**Task description**
Please transcribe the listing below in full and word for word, without its pictures.

**Task inputs**
___

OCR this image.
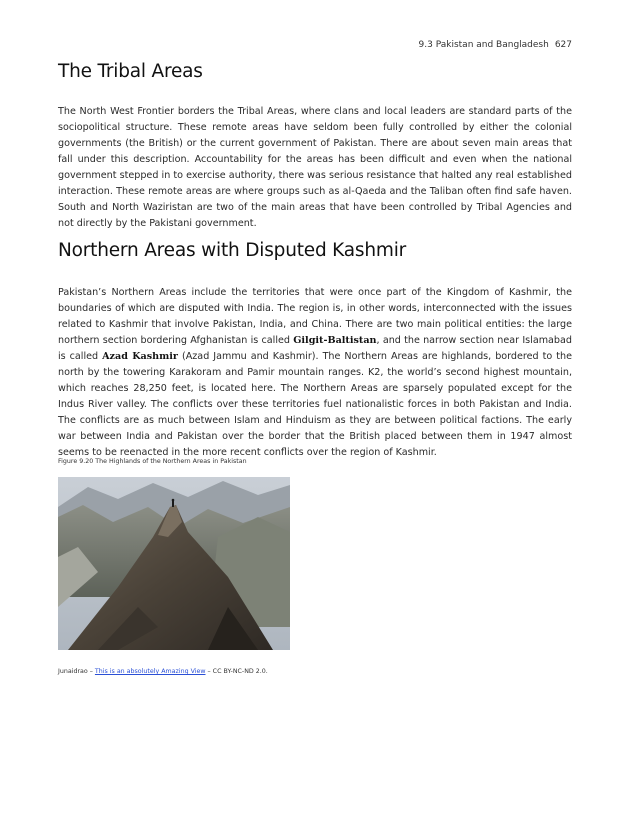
9.3 Pakistan and Bangladesh 627
The Tribal Areas

The North West Frontier borders the Tribal Areas, where clans and local leaders are standard parts of the sociopolitical structure. These remote areas have seldom been fully controlled by either the colonial governments (the British) or the current government of Pakistan. There are about seven main areas that fall under this description. Accountability for the areas has been difficult and even when the national government stepped in to exercise authority, there was serious resistance that halted any real established interaction. These remote areas are where groups such as al-Qaeda and the Taliban often find safe haven. South and North Waziristan are two of the main areas that have been controlled by Tribal Agencies and not directly by the Pakistani government.

Northern Areas with Disputed Kashmir

Pakistan’s Northern Areas include the territories that were once part of the Kingdom of Kashmir, the boundaries of which are disputed with India. The region is, in other words, interconnected with the issues related to Kashmir that involve Pakistan, India, and China. There are two main political entities: the large northern section bordering Afghanistan is called Gilgit-Baltistan, and the narrow section near Islamabad is called Azad Kashmir (Azad Jammu and Kashmir). The Northern Areas are highlands, bordered to the north by the towering Karakoram and Pamir mountain ranges. K2, the world’s second highest mountain, which reaches 28,250 feet, is located here. The Northern Areas are sparsely populated except for the Indus River valley. The conflicts over these territories fuel nationalistic forces in both Pakistan and India. The conflicts are as much between Islam and Hinduism as they are between political factions. The early war between India and Pakistan over the border that the British placed between them in 1947 almost seems to be reenacted in the more recent conflicts over the region of Kashmir.

Figure 9.20 The Highlands of the Northern Areas in Pakistan
Junaidrao – This is an absolutely Amazing View – CC BY-NC-ND 2.0.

___

**Answer to this problem**
OCR this image.
9.3 Pakistan and Bangladesh 627
The Tribal Areas

The North West Frontier borders the Tribal Areas, where clans and local leaders are standard parts of the sociopolitical structure. These remote areas have seldom been fully controlled by either the colonial governments (the British) or the current government of Pakistan. There are about seven main areas that fall under this description. Accountability for the areas has been difficult and even when the national government stepped in to exercise authority, there was serious resistance that halted any real established interaction. These remote areas are where groups such as al-Qaeda and the Taliban often find safe haven. South and North Waziristan are two of the main areas that have been controlled by Tribal Agencies and not directly by the Pakistani government.

Northern Areas with Disputed Kashmir

Pakistan’s Northern Areas include the territories that were once part of the Kingdom of Kashmir, the boundaries of which are disputed with India. The region is, in other words, interconnected with the issues related to Kashmir that involve Pakistan, India, and China. There are two main political entities: the large northern section bordering Afghanistan is called Gilgit-Baltistan, and the narrow section near Islamabad is called Azad Kashmir (Azad Jammu and Kashmir). The Northern Areas are highlands, bordered to the north by the towering Karakoram and Pamir mountain ranges. K2, the world’s second highest mountain, which reaches 28,250 feet, is located here. The Northern Areas are sparsely populated except for the Indus River valley. The conflicts over these territories fuel nationalistic forces in both Pakistan and India. The conflicts are as much between Islam and Hinduism as they are between political factions. The early war between India and Pakistan over the border that the British placed between them in 1947 almost seems to be reenacted in the more recent conflicts over the region of Kashmir.

Figure 9.20 The Highlands of the Northern Areas in Pakistan
Junaidrao – This is an absolutely Amazing View – CC BY-NC-ND 2.0.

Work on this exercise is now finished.